**Work instructions**
Your task is to repeat all of the data exactly while excluding the pictures.
--- begin Input records ---
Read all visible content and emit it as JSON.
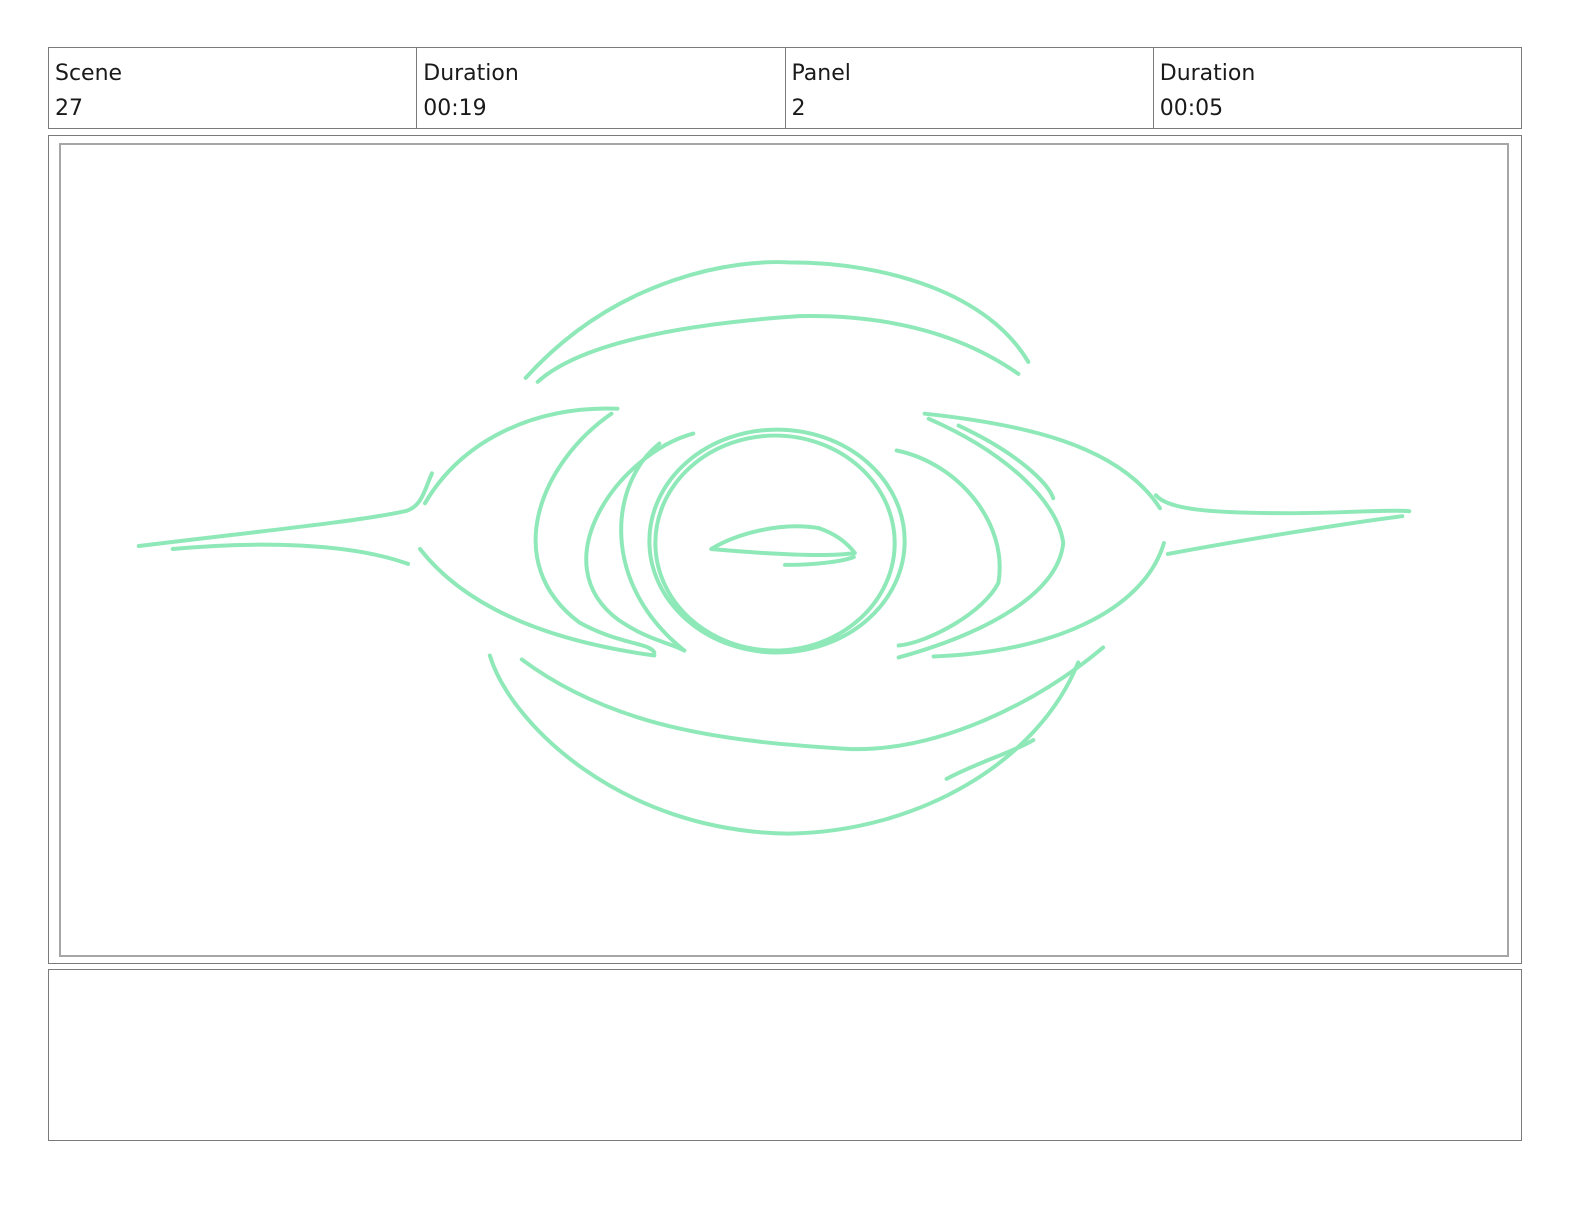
{
  "info_bar": {
    "cells": [
      {
        "label": "Scene",
        "value": "27"
      },
      {
        "label": "Duration",
        "value": "00:19"
      },
      {
        "label": "Panel",
        "value": "2"
      },
      {
        "label": "Duration",
        "value": "00:05"
      }
    ]
  },
  "panel": {
    "sketch_color": "#8ee8b8",
    "subject": "eye-sketch"
  },
  "notes": {
    "text": ""
  }
}
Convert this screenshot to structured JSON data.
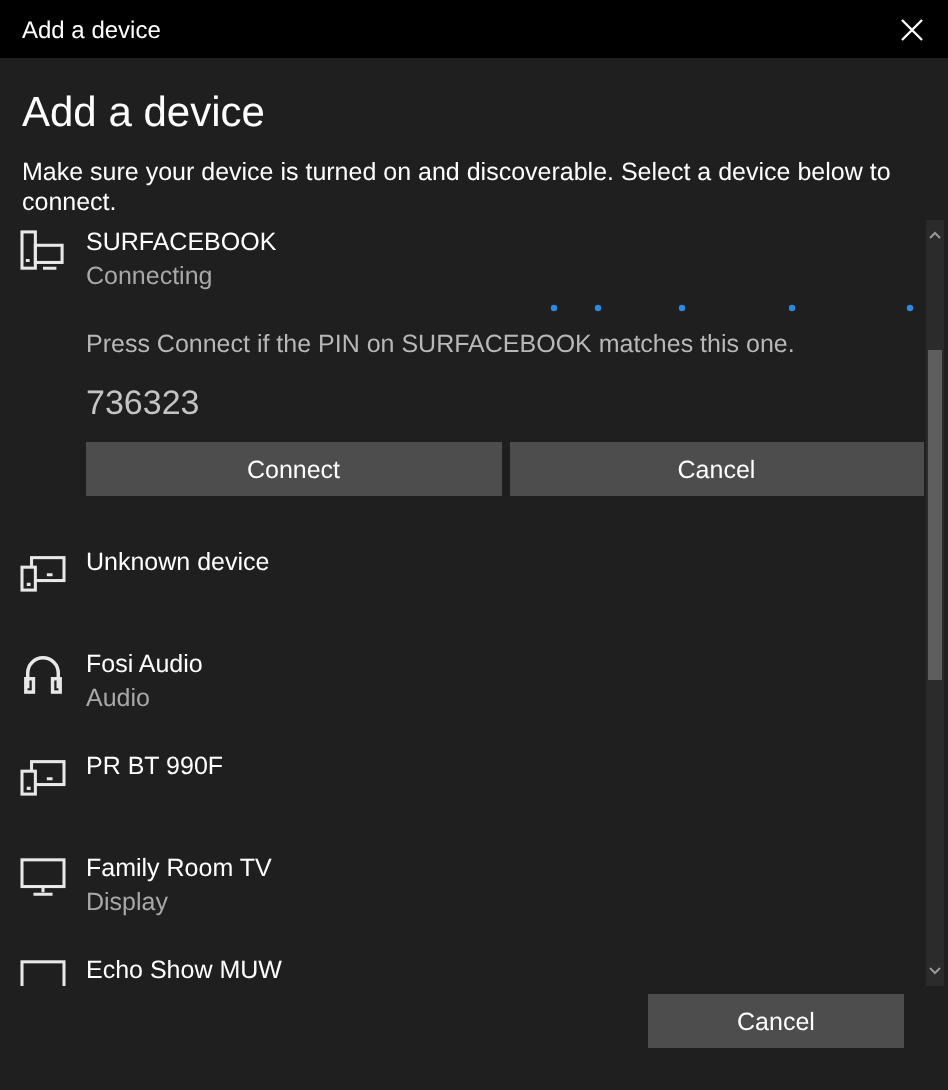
{
  "window": {
    "title": "Add a device"
  },
  "heading": "Add a device",
  "description": "Make sure your device is turned on and discoverable. Select a device below to connect.",
  "devices": [
    {
      "name": "SURFACEBOOK",
      "status": "Connecting",
      "kind": "computer",
      "pairing": {
        "prompt": "Press Connect if the PIN on SURFACEBOOK matches this one.",
        "pin": "736323",
        "buttons": [
          "Connect",
          "Cancel"
        ]
      }
    },
    {
      "name": "Unknown device",
      "kind": "generic"
    },
    {
      "name": "Fosi Audio",
      "status": "Audio",
      "kind": "headphones"
    },
    {
      "name": "PR BT 990F",
      "kind": "generic"
    },
    {
      "name": "Family Room TV",
      "status": "Display",
      "kind": "display"
    },
    {
      "name": "Echo Show MUW",
      "kind": "display"
    }
  ],
  "footer": {
    "button": "Cancel"
  }
}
--- end Input records ---
**Problem solution**
Read all visible content and emit it as JSON.
{
  "info_bar": {
    "cells": [
      {
        "label": "Scene",
        "value": "27"
      },
      {
        "label": "Duration",
        "value": "00:19"
      },
      {
        "label": "Panel",
        "value": "2"
      },
      {
        "label": "Duration",
        "value": "00:05"
      }
    ]
  },
  "panel": {
    "sketch_color": "#8ee8b8",
    "subject": "eye-sketch"
  },
  "notes": {
    "text": ""
  }
}
Convert this screenshot to structured JSON data.
{
  "window": {
    "title": "Add a device"
  },
  "heading": "Add a device",
  "description": "Make sure your device is turned on and discoverable. Select a device below to connect.",
  "devices": [
    {
      "name": "SURFACEBOOK",
      "status": "Connecting",
      "kind": "computer",
      "pairing": {
        "prompt": "Press Connect if the PIN on SURFACEBOOK matches this one.",
        "pin": "736323",
        "buttons": [
          "Connect",
          "Cancel"
        ]
      }
    },
    {
      "name": "Unknown device",
      "kind": "generic"
    },
    {
      "name": "Fosi Audio",
      "status": "Audio",
      "kind": "headphones"
    },
    {
      "name": "PR BT 990F",
      "kind": "generic"
    },
    {
      "name": "Family Room TV",
      "status": "Display",
      "kind": "display"
    },
    {
      "name": "Echo Show MUW",
      "kind": "display"
    }
  ],
  "footer": {
    "button": "Cancel"
  }
}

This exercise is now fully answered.